▸ Goal of the exercise
Find each line with the string "Aber" and copy it.

(Extracted data entries)
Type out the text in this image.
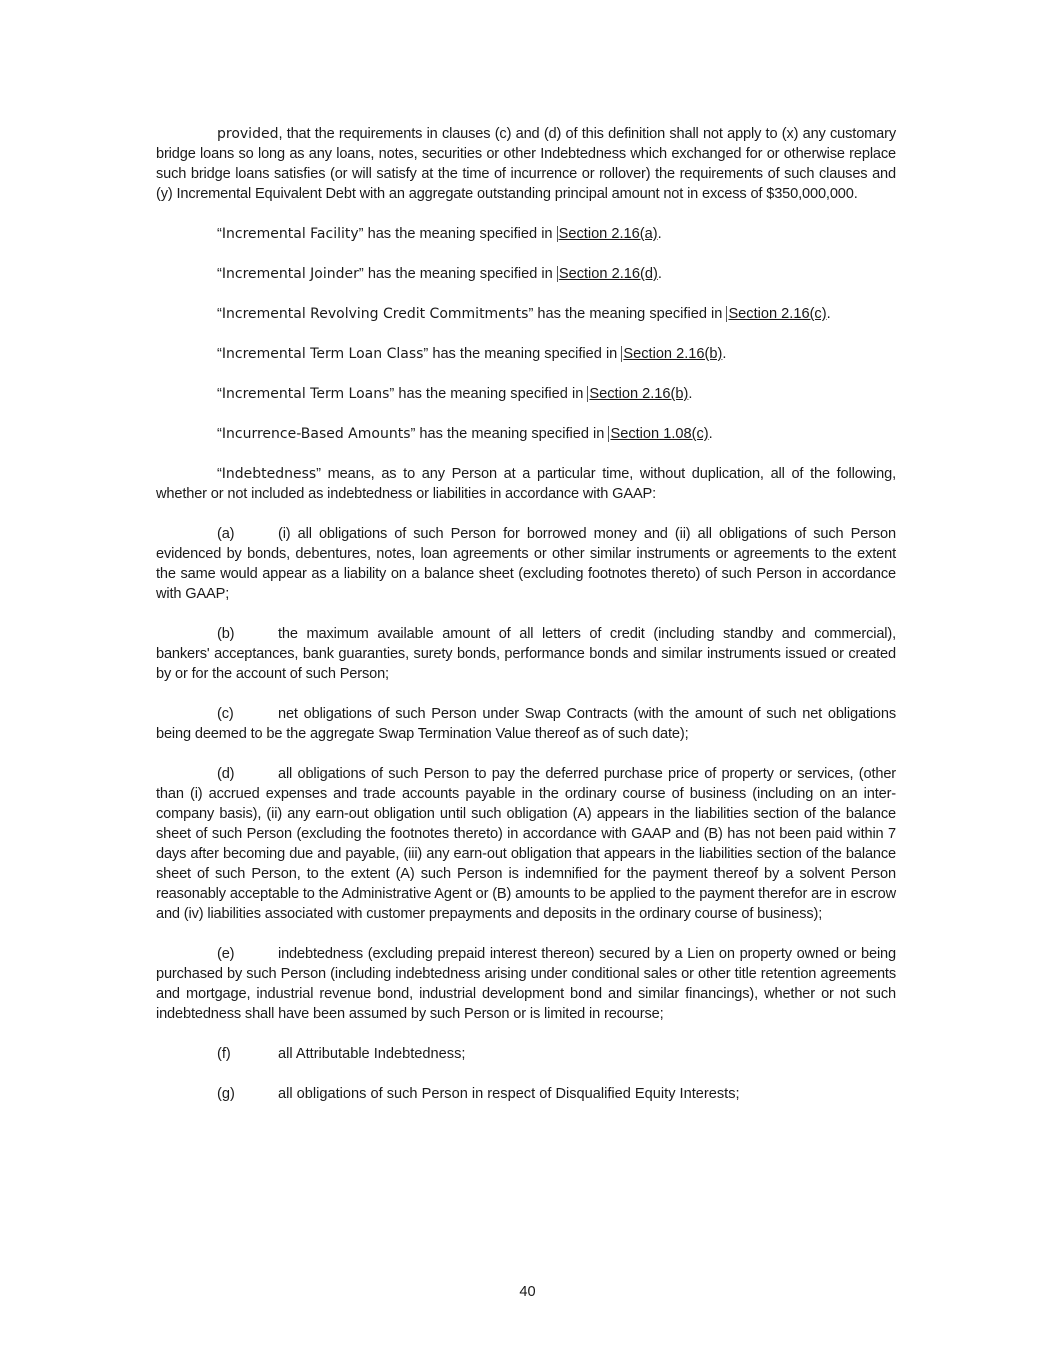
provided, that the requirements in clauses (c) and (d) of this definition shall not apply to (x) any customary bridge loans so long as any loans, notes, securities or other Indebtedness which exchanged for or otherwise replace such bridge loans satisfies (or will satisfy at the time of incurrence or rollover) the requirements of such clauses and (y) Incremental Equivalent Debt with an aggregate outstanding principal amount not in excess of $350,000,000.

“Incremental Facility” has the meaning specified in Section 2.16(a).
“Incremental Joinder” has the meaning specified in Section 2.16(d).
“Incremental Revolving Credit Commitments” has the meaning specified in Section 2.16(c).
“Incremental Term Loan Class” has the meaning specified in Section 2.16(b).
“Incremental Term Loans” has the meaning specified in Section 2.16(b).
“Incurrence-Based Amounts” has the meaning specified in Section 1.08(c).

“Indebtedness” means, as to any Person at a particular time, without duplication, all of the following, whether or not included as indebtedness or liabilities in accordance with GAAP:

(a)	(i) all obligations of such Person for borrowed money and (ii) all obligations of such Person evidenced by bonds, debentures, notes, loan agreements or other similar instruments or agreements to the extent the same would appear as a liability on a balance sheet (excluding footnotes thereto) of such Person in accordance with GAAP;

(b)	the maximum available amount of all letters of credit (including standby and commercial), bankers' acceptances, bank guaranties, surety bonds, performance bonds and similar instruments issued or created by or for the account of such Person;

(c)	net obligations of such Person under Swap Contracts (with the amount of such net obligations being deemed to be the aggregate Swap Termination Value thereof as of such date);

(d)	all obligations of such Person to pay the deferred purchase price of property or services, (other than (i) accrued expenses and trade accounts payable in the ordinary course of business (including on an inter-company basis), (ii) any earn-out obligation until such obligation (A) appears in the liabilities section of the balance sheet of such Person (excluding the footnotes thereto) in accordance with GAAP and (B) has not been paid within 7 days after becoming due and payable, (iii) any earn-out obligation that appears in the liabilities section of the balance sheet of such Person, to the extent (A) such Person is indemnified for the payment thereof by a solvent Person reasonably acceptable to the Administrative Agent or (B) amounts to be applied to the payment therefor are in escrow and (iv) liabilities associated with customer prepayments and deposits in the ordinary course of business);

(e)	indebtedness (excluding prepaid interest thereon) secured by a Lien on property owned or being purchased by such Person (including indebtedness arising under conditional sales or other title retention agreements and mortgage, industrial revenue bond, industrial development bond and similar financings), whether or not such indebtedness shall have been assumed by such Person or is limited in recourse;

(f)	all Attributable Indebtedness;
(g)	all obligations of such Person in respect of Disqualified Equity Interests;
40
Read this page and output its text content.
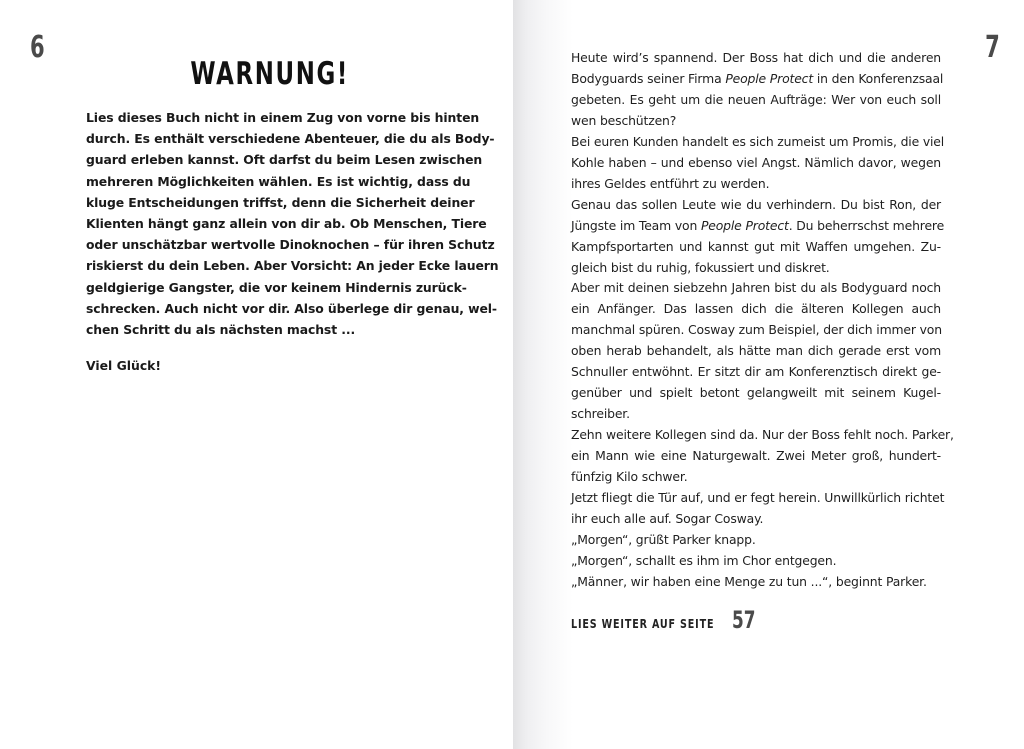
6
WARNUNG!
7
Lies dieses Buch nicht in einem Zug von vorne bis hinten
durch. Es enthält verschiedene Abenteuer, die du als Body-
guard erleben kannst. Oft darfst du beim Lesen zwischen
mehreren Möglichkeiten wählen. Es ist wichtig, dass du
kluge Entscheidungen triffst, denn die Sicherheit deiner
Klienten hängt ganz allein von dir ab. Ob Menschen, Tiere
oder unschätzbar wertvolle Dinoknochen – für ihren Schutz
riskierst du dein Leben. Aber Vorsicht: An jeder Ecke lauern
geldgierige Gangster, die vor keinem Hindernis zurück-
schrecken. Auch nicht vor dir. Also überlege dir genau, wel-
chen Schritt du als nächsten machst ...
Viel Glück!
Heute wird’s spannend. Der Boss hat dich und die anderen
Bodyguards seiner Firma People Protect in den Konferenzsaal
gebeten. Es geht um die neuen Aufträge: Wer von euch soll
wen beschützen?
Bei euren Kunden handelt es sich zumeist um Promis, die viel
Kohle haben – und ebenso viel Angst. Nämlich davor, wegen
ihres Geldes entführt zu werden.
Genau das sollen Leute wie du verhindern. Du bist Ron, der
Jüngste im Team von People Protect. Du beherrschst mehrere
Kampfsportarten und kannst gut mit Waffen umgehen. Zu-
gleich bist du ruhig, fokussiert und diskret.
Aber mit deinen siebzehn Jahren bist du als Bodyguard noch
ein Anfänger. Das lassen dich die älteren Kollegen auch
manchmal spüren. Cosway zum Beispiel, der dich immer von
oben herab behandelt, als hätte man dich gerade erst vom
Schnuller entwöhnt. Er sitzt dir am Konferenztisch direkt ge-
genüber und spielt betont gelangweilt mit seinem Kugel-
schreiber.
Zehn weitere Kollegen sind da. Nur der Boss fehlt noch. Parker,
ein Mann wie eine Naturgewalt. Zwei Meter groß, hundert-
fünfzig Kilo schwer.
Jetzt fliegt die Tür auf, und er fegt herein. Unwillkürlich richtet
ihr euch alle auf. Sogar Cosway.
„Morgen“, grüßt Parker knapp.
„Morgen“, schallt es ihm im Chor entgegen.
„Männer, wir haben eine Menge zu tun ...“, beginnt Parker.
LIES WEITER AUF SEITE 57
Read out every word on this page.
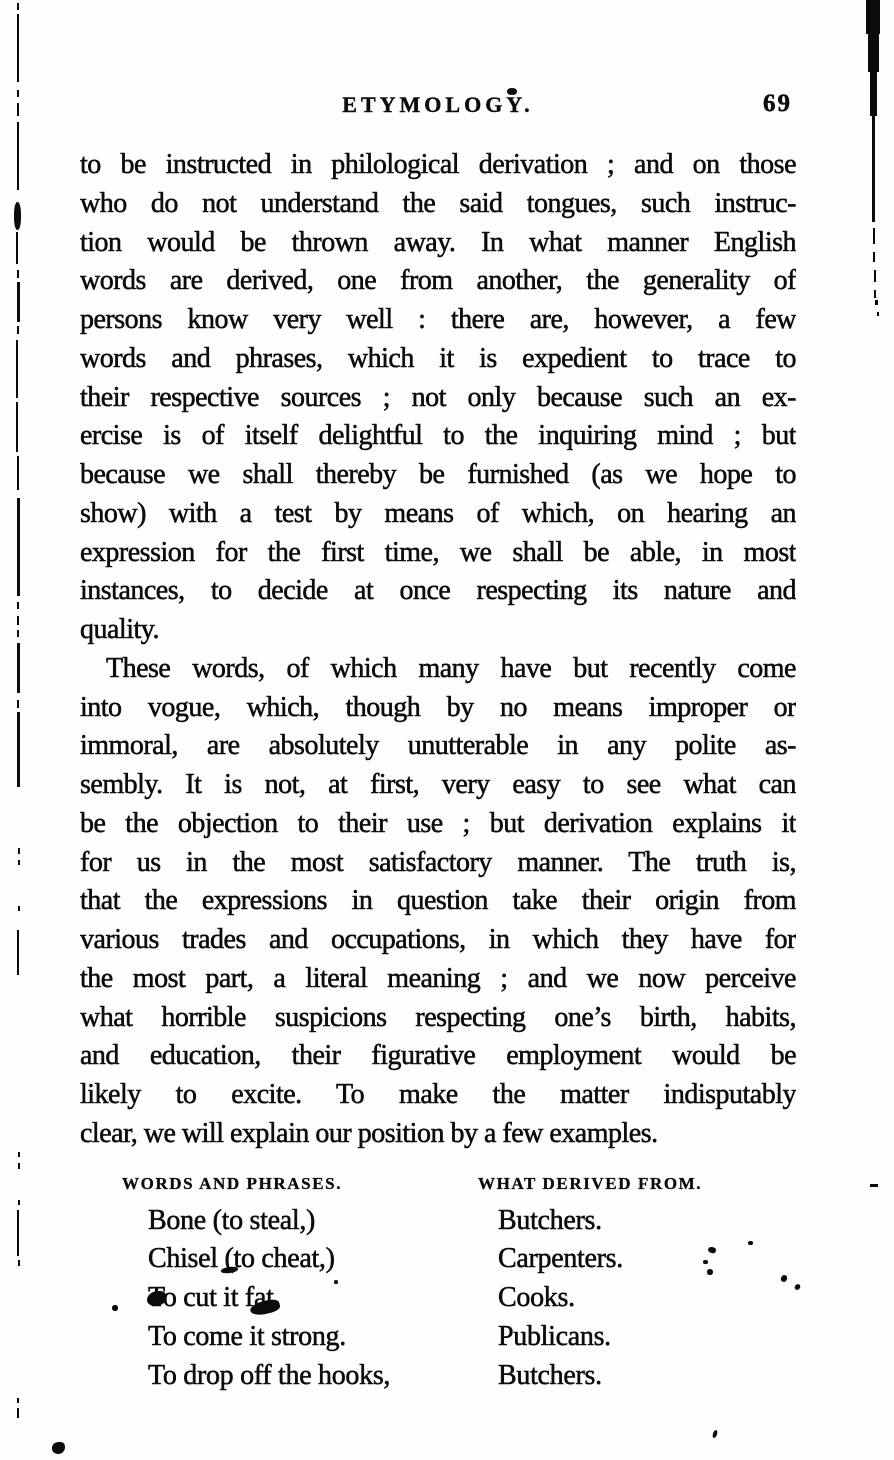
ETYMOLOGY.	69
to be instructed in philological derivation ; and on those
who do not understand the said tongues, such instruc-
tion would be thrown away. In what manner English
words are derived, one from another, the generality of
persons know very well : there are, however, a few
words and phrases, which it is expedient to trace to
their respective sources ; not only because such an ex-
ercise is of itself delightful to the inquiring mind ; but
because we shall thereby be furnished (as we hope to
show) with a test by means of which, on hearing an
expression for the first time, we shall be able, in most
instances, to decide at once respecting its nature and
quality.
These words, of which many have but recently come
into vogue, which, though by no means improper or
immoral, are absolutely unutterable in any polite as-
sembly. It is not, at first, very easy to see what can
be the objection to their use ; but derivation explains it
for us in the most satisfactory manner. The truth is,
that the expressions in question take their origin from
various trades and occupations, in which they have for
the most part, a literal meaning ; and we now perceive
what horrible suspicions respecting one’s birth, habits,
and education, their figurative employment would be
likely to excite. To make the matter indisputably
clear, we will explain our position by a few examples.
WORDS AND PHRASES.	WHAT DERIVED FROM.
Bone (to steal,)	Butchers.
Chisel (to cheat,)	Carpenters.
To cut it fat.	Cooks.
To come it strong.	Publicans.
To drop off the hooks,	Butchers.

▸ Finished exercise
riskierst du dein Leben. Aber Vorsicht: An jeder Ecke lauern
Aber mit deinen siebzehn Jahren bist du als Bodyguard noch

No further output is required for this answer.